What the exercise asks
Write down each entry again, exactly as it reads.
-- start of Extracted information --
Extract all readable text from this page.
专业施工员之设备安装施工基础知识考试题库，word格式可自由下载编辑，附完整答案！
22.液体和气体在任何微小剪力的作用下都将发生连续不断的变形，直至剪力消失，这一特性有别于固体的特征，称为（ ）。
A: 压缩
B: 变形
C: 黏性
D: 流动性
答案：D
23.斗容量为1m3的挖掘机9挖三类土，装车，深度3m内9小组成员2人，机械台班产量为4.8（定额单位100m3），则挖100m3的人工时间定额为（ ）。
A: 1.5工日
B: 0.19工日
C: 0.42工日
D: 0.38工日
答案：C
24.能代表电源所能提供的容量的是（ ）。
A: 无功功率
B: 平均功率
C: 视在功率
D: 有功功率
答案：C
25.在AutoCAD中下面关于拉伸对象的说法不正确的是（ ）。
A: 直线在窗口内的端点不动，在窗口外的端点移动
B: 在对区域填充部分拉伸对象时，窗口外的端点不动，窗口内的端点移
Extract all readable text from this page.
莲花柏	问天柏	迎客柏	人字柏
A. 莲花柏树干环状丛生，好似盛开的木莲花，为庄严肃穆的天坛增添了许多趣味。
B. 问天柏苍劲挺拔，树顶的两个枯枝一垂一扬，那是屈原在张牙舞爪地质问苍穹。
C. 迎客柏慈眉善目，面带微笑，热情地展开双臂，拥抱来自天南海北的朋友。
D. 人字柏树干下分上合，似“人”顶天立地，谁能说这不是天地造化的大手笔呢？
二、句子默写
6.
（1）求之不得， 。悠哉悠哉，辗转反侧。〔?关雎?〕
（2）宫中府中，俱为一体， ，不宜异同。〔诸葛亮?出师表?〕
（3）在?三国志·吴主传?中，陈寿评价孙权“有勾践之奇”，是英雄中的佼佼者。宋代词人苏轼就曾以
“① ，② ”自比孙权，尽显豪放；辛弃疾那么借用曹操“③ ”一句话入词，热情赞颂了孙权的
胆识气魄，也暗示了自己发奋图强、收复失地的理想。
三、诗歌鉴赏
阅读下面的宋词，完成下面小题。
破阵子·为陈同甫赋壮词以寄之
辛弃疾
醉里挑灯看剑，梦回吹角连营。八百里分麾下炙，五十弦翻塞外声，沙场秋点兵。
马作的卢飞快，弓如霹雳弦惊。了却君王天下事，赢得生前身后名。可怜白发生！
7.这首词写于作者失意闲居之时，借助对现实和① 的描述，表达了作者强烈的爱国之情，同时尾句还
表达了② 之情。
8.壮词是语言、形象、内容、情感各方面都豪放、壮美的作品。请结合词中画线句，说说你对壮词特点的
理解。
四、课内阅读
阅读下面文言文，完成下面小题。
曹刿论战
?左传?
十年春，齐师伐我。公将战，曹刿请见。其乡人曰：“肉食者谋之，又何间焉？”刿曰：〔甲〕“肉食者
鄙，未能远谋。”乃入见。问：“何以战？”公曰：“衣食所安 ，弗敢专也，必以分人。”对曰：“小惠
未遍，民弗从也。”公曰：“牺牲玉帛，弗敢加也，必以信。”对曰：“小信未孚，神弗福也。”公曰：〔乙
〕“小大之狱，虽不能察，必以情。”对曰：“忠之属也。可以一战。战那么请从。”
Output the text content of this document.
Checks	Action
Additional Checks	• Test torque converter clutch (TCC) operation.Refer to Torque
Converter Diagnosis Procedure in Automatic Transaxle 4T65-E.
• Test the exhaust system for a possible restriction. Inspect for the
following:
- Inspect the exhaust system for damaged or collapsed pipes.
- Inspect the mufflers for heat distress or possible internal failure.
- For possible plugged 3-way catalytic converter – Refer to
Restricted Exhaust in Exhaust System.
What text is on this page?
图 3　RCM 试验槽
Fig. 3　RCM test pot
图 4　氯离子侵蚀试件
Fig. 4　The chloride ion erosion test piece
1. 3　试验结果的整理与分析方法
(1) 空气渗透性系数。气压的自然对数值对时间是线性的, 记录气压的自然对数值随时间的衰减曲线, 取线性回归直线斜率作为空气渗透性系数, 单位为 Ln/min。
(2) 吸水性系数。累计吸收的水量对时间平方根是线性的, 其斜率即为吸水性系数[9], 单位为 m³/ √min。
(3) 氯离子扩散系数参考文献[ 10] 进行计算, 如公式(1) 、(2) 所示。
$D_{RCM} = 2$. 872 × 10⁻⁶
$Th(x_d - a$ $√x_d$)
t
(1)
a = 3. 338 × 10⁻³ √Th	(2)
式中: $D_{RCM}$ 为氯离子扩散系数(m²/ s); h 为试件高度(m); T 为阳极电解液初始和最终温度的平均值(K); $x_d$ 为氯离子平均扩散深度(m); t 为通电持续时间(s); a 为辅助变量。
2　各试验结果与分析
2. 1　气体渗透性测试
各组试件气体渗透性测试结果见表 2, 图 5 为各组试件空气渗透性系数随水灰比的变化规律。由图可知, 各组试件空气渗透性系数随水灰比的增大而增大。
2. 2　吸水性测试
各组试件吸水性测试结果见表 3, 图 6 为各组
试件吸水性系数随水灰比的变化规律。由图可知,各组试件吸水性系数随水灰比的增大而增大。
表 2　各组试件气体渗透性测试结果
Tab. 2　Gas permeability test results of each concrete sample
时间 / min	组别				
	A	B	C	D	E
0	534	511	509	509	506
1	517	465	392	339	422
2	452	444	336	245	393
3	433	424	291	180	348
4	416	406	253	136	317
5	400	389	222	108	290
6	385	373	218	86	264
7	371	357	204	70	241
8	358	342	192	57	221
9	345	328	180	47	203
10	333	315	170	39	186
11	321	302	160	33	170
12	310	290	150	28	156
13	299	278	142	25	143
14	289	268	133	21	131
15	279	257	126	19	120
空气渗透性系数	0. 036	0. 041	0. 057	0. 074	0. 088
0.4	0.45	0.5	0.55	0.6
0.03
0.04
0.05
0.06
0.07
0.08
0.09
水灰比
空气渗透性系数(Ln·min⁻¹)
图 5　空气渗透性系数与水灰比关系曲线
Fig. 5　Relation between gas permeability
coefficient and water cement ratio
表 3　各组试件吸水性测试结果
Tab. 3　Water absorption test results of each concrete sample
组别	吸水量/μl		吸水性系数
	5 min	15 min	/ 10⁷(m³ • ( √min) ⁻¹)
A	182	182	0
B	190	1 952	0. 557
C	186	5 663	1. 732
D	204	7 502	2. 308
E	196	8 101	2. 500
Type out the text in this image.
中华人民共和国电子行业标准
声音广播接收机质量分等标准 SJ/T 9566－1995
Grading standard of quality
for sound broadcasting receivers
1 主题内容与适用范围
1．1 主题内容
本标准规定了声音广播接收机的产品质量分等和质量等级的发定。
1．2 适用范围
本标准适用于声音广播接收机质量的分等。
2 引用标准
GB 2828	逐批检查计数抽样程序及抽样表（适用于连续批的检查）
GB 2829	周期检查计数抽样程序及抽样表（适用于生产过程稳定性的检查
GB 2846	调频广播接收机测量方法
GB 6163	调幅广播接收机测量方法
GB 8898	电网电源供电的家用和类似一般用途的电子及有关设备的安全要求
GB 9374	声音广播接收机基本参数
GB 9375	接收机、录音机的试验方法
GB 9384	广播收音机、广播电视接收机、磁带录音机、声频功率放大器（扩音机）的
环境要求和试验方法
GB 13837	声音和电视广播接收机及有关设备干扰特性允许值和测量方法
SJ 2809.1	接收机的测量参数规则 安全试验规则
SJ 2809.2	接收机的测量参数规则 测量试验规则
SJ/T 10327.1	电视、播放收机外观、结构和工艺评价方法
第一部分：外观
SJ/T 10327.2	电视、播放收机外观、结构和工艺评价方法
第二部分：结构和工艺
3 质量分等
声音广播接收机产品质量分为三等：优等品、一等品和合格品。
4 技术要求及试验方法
-- end of Extracted information --
Result for this task
Extract all readable text from this page.
专业施工员之设备安装施工基础知识考试题库，word格式可自由下载编辑，附完整答案！
22.液体和气体在任何微小剪力的作用下都将发生连续不断的变形，直至剪力消失，这一特性有别于固体的特征，称为（ ）。
A: 压缩
B: 变形
C: 黏性
D: 流动性
答案：D
23.斗容量为1m3的挖掘机9挖三类土，装车，深度3m内9小组成员2人，机械台班产量为4.8（定额单位100m3），则挖100m3的人工时间定额为（ ）。
A: 1.5工日
B: 0.19工日
C: 0.42工日
D: 0.38工日
答案：C
24.能代表电源所能提供的容量的是（ ）。
A: 无功功率
B: 平均功率
C: 视在功率
D: 有功功率
答案：C
25.在AutoCAD中下面关于拉伸对象的说法不正确的是（ ）。
A: 直线在窗口内的端点不动，在窗口外的端点移动
B: 在对区域填充部分拉伸对象时，窗口外的端点不动，窗口内的端点移
Extract all readable text from this page.
莲花柏	问天柏	迎客柏	人字柏
A. 莲花柏树干环状丛生，好似盛开的木莲花，为庄严肃穆的天坛增添了许多趣味。
B. 问天柏苍劲挺拔，树顶的两个枯枝一垂一扬，那是屈原在张牙舞爪地质问苍穹。
C. 迎客柏慈眉善目，面带微笑，热情地展开双臂，拥抱来自天南海北的朋友。
D. 人字柏树干下分上合，似“人”顶天立地，谁能说这不是天地造化的大手笔呢？
二、句子默写
6.
（1）求之不得， 。悠哉悠哉，辗转反侧。〔?关雎?〕
（2）宫中府中，俱为一体， ，不宜异同。〔诸葛亮?出师表?〕
（3）在?三国志·吴主传?中，陈寿评价孙权“有勾践之奇”，是英雄中的佼佼者。宋代词人苏轼就曾以
“① ，② ”自比孙权，尽显豪放；辛弃疾那么借用曹操“③ ”一句话入词，热情赞颂了孙权的
胆识气魄，也暗示了自己发奋图强、收复失地的理想。
三、诗歌鉴赏
阅读下面的宋词，完成下面小题。
破阵子·为陈同甫赋壮词以寄之
辛弃疾
醉里挑灯看剑，梦回吹角连营。八百里分麾下炙，五十弦翻塞外声，沙场秋点兵。
马作的卢飞快，弓如霹雳弦惊。了却君王天下事，赢得生前身后名。可怜白发生！
7.这首词写于作者失意闲居之时，借助对现实和① 的描述，表达了作者强烈的爱国之情，同时尾句还
表达了② 之情。
8.壮词是语言、形象、内容、情感各方面都豪放、壮美的作品。请结合词中画线句，说说你对壮词特点的
理解。
四、课内阅读
阅读下面文言文，完成下面小题。
曹刿论战
?左传?
十年春，齐师伐我。公将战，曹刿请见。其乡人曰：“肉食者谋之，又何间焉？”刿曰：〔甲〕“肉食者
鄙，未能远谋。”乃入见。问：“何以战？”公曰：“衣食所安 ，弗敢专也，必以分人。”对曰：“小惠
未遍，民弗从也。”公曰：“牺牲玉帛，弗敢加也，必以信。”对曰：“小信未孚，神弗福也。”公曰：〔乙
〕“小大之狱，虽不能察，必以情。”对曰：“忠之属也。可以一战。战那么请从。”
Output the text content of this document.
Checks	Action
Additional Checks	• Test torque converter clutch (TCC) operation.Refer to Torque
Converter Diagnosis Procedure in Automatic Transaxle 4T65-E.
• Test the exhaust system for a possible restriction. Inspect for the
following:
- Inspect the exhaust system for damaged or collapsed pipes.
- Inspect the mufflers for heat distress or possible internal failure.
- For possible plugged 3-way catalytic converter – Refer to
Restricted Exhaust in Exhaust System.
What text is on this page?
图 3　RCM 试验槽
Fig. 3　RCM test pot
图 4　氯离子侵蚀试件
Fig. 4　The chloride ion erosion test piece
1. 3　试验结果的整理与分析方法
(1) 空气渗透性系数。气压的自然对数值对时间是线性的, 记录气压的自然对数值随时间的衰减曲线, 取线性回归直线斜率作为空气渗透性系数, 单位为 Ln/min。
(2) 吸水性系数。累计吸收的水量对时间平方根是线性的, 其斜率即为吸水性系数[9], 单位为 m³/ √min。
(3) 氯离子扩散系数参考文献[ 10] 进行计算, 如公式(1) 、(2) 所示。
$D_{RCM} = 2$. 872 × 10⁻⁶
$Th(x_d - a$ $√x_d$)
t
(1)
a = 3. 338 × 10⁻³ √Th	(2)
式中: $D_{RCM}$ 为氯离子扩散系数(m²/ s); h 为试件高度(m); T 为阳极电解液初始和最终温度的平均值(K); $x_d$ 为氯离子平均扩散深度(m); t 为通电持续时间(s); a 为辅助变量。
2　各试验结果与分析
2. 1　气体渗透性测试
各组试件气体渗透性测试结果见表 2, 图 5 为各组试件空气渗透性系数随水灰比的变化规律。由图可知, 各组试件空气渗透性系数随水灰比的增大而增大。
2. 2　吸水性测试
各组试件吸水性测试结果见表 3, 图 6 为各组
试件吸水性系数随水灰比的变化规律。由图可知,各组试件吸水性系数随水灰比的增大而增大。
表 2　各组试件气体渗透性测试结果
Tab. 2　Gas permeability test results of each concrete sample
时间 / min	组别				
	A	B	C	D	E
0	534	511	509	509	506
1	517	465	392	339	422
2	452	444	336	245	393
3	433	424	291	180	348
4	416	406	253	136	317
5	400	389	222	108	290
6	385	373	218	86	264
7	371	357	204	70	241
8	358	342	192	57	221
9	345	328	180	47	203
10	333	315	170	39	186
11	321	302	160	33	170
12	310	290	150	28	156
13	299	278	142	25	143
14	289	268	133	21	131
15	279	257	126	19	120
空气渗透性系数	0. 036	0. 041	0. 057	0. 074	0. 088
0.4	0.45	0.5	0.55	0.6
0.03
0.04
0.05
0.06
0.07
0.08
0.09
水灰比
空气渗透性系数(Ln·min⁻¹)
图 5　空气渗透性系数与水灰比关系曲线
Fig. 5　Relation between gas permeability
coefficient and water cement ratio
表 3　各组试件吸水性测试结果
Tab. 3　Water absorption test results of each concrete sample
组别	吸水量/μl		吸水性系数
	5 min	15 min	/ 10⁷(m³ • ( √min) ⁻¹)
A	182	182	0
B	190	1 952	0. 557
C	186	5 663	1. 732
D	204	7 502	2. 308
E	196	8 101	2. 500
Type out the text in this image.
中华人民共和国电子行业标准
声音广播接收机质量分等标准 SJ/T 9566－1995
Grading standard of quality
for sound broadcasting receivers
1 主题内容与适用范围
1．1 主题内容
本标准规定了声音广播接收机的产品质量分等和质量等级的发定。
1．2 适用范围
本标准适用于声音广播接收机质量的分等。
2 引用标准
GB 2828	逐批检查计数抽样程序及抽样表（适用于连续批的检查）
GB 2829	周期检查计数抽样程序及抽样表（适用于生产过程稳定性的检查
GB 2846	调频广播接收机测量方法
GB 6163	调幅广播接收机测量方法
GB 8898	电网电源供电的家用和类似一般用途的电子及有关设备的安全要求
GB 9374	声音广播接收机基本参数
GB 9375	接收机、录音机的试验方法
GB 9384	广播收音机、广播电视接收机、磁带录音机、声频功率放大器（扩音机）的
环境要求和试验方法
GB 13837	声音和电视广播接收机及有关设备干扰特性允许值和测量方法
SJ 2809.1	接收机的测量参数规则 安全试验规则
SJ 2809.2	接收机的测量参数规则 测量试验规则
SJ/T 10327.1	电视、播放收机外观、结构和工艺评价方法
第一部分：外观
SJ/T 10327.2	电视、播放收机外观、结构和工艺评价方法
第二部分：结构和工艺
3 质量分等
声音广播接收机产品质量分为三等：优等品、一等品和合格品。
4 技术要求及试验方法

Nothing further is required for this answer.